The exercise: Here are some records; copy every line that holds the word "походом".

========

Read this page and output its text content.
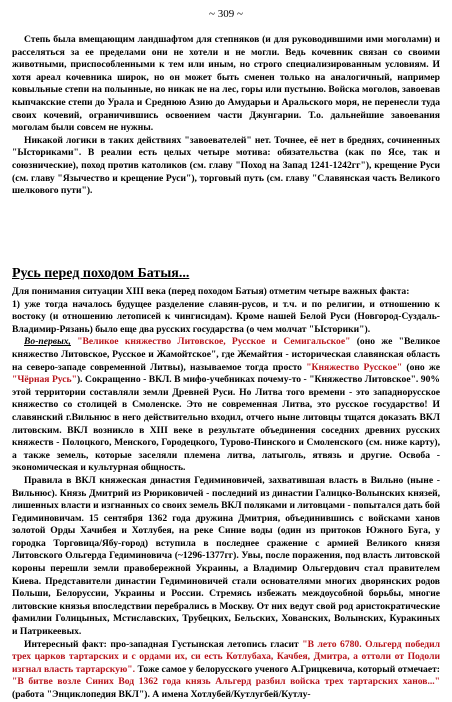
~ 309 ~

Степь была вмещающим ландшафтом для степняков (и для руководившими ими моголами) и расселяться за ее пределами они не хотели и не могли. Ведь кочевник связан со своими животными, приспособленными к тем или иным, но строго специализированным условиям. И хотя арeал кочевника широк, но он может быть сменен только на аналогичный, например ковыльные степи на полынные, но никак не на лес, горы или пустыню. Войска моголов, завоевав кыпчакские степи до Урала и Среднюю Азию до Амударьи и Аральского моря, не перенесли туда своих кочевий, ограничившись освоением части Джунгарии. Т.о. дальнейшие завоевания моголам были совсем не нужны.

Никакой логики в таких действиях "завоевателей" нет. Точнее, её нет в бреднях, сочиненных "Ысториками". В реалии есть целых четыре мотива: обязательства (как по Ясе, так и союзнические), поход против католиков (см. главу "Поход на Запад 1241-1242гг"), крещение Руси (см. главу "Язычество и крещение Руси"), торговый путь (см. главу "Славянская часть Великого шелкового пути").

Русь перед походом Батыя...

Для понимания ситуации XIII века (перед походом Батыя) отметим четыре важных факта:

1) уже тогда началось будущее разделение славян-русов, и т.ч. и по религии, и отношению к востоку (и отношению летописей к чингисидам). Кроме нашей Белой Руси (Новгород-Суздаль-Владимир-Рязань) было еще два русских государства (о чем молчат "Ысторики").

Во-первых, "Великое княжество Литовское, Русское и Семигальское" (оно же "Великое княжество Литовское, Русское и Жамойтское", где Жемайтия - историческая славянская область на северо-западе современной Литвы), называемое тогда просто "Княжество Русское" (оно же "Чёрная Русь"). Сокращенно - ВКЛ. В мифо-учебниках почему-то - "Княжество Литовское". 90% этой территории составляли земли Древней Руси. Но Литва того времени - это западнорусское княжество со столицей в Смоленске. Это не современная Литва, это русское государство! И славянский г.Вильнюс в него действительно входил, отчего ныне литовцы тщатся доказать ВКЛ литовским. ВКЛ возникло в XIII веке в результате объединения соседних древних русских княжеств - Полоцкого, Менского, Городецкого, Турово-Пинского и Смоленского (см. ниже карту), а также земель, которые заселяли племена литва, латыголь, ятвязь и другие. Освоба - экономическая и культурная общность.

Правила в ВКЛ княжеская династия Гедиминовичей, захватившая власть в Вильно (ныне - Вильнюс). Князь Дмитрий из Рюриковичей - последний из династии Галицко-Волынских князей, лишенных власти и изгнанных со своих земель ВКЛ поляками и литовцами - попытался дать бой Гедиминовичам. 15 сентября 1362 года дружина Дмитрия, объединившись с войсками ханов золотой Орды Хачибея и Хотлубея, на реке Синие воды (один из притоков Южного Буга, у городка Торговица/Ябу-город) вступила в последнее сражение с армией Великого князя Литовского Ольгерда Гедиминовича (~1296-1377гг). Увы, после поражения, под власть литовской короны перешли земли правобережной Украины, а Владимир Ольгердович стал правителем Киева. Представители династии Гедиминовичей стали основателями многих дворянских родов Польши, Белоруссии, Украины и России. Стремясь избежать междоусобной борьбы, многие литовские князья впоследствии перебрались в Москву. От них ведут свой род аристократические фамилии Голицыных, Мстиславских, Трубецких, Бельских, Хованских, Волынских, Куракиных и Патрикеевых.

Интересный факт: про-западная Густынская летопись гласит "В лето 6780. Ольгерд победил трех царков тартарских и с ордами их, си есть Котлубаха, Качбея, Дмитра, а оттоли от Подоли изгнал власть тартарскую". Тоже самое у белорусского ученого А.Грицкевича, который отмечает: "В битве возле Синих Вод 1362 года князь Альгерд разбил войска трех тартарских ханов..." (работа "Энциклопедия ВКЛ"). А имена Хотлубей/Кутлугбей/Кутлу-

========

Response:
Русь перед походом Батыя...
Для понимания ситуации XIII века (перед походом Батыя) отметим четыре важных факта:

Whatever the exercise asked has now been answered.